Extracted data entries
## start

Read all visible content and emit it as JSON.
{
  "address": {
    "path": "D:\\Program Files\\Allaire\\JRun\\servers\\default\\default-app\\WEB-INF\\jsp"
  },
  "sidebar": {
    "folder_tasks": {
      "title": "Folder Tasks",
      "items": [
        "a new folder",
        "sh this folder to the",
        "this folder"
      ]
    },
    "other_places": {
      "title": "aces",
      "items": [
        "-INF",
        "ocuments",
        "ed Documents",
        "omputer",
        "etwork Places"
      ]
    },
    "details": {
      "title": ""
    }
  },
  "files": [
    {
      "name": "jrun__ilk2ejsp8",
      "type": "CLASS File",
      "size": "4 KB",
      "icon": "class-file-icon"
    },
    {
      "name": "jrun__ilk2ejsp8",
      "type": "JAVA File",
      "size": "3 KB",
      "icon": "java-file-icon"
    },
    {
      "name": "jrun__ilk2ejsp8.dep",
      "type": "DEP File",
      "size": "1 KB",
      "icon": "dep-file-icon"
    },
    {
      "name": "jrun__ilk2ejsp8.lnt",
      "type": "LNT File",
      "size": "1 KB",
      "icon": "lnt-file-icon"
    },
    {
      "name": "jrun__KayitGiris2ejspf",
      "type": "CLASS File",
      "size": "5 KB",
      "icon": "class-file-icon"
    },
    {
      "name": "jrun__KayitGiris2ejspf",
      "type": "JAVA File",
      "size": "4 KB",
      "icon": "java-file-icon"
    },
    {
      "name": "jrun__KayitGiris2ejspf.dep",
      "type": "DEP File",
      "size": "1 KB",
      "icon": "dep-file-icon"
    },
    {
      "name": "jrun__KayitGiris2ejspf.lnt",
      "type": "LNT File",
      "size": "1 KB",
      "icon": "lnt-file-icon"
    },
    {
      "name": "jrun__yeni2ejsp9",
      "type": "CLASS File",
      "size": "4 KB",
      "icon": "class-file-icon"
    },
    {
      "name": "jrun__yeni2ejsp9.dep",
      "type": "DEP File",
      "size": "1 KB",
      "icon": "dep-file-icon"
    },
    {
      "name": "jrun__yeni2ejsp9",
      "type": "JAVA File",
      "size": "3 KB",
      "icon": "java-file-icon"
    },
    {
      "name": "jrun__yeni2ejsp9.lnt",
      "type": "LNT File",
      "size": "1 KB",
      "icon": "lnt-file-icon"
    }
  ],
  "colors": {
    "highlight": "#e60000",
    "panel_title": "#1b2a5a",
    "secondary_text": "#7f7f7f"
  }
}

## end

- **WHAT THE TASK REQUIRES**
Please output the entries above, every line exactly as it reads.

- **RIGHT ANSWER**
Read all visible content and emit it as JSON.
{
  "address": {
    "path": "D:\\Program Files\\Allaire\\JRun\\servers\\default\\default-app\\WEB-INF\\jsp"
  },
  "sidebar": {
    "folder_tasks": {
      "title": "Folder Tasks",
      "items": [
        "a new folder",
        "sh this folder to the",
        "this folder"
      ]
    },
    "other_places": {
      "title": "aces",
      "items": [
        "-INF",
        "ocuments",
        "ed Documents",
        "omputer",
        "etwork Places"
      ]
    },
    "details": {
      "title": ""
    }
  },
  "files": [
    {
      "name": "jrun__ilk2ejsp8",
      "type": "CLASS File",
      "size": "4 KB",
      "icon": "class-file-icon"
    },
    {
      "name": "jrun__ilk2ejsp8",
      "type": "JAVA File",
      "size": "3 KB",
      "icon": "java-file-icon"
    },
    {
      "name": "jrun__ilk2ejsp8.dep",
      "type": "DEP File",
      "size": "1 KB",
      "icon": "dep-file-icon"
    },
    {
      "name": "jrun__ilk2ejsp8.lnt",
      "type": "LNT File",
      "size": "1 KB",
      "icon": "lnt-file-icon"
    },
    {
      "name": "jrun__KayitGiris2ejspf",
      "type": "CLASS File",
      "size": "5 KB",
      "icon": "class-file-icon"
    },
    {
      "name": "jrun__KayitGiris2ejspf",
      "type": "JAVA File",
      "size": "4 KB",
      "icon": "java-file-icon"
    },
    {
      "name": "jrun__KayitGiris2ejspf.dep",
      "type": "DEP File",
      "size": "1 KB",
      "icon": "dep-file-icon"
    },
    {
      "name": "jrun__KayitGiris2ejspf.lnt",
      "type": "LNT File",
      "size": "1 KB",
      "icon": "lnt-file-icon"
    },
    {
      "name": "jrun__yeni2ejsp9",
      "type": "CLASS File",
      "size": "4 KB",
      "icon": "class-file-icon"
    },
    {
      "name": "jrun__yeni2ejsp9.dep",
      "type": "DEP File",
      "size": "1 KB",
      "icon": "dep-file-icon"
    },
    {
      "name": "jrun__yeni2ejsp9",
      "type": "JAVA File",
      "size": "3 KB",
      "icon": "java-file-icon"
    },
    {
      "name": "jrun__yeni2ejsp9.lnt",
      "type": "LNT File",
      "size": "1 KB",
      "icon": "lnt-file-icon"
    }
  ],
  "colors": {
    "highlight": "#e60000",
    "panel_title": "#1b2a5a",
    "secondary_text": "#7f7f7f"
  }
}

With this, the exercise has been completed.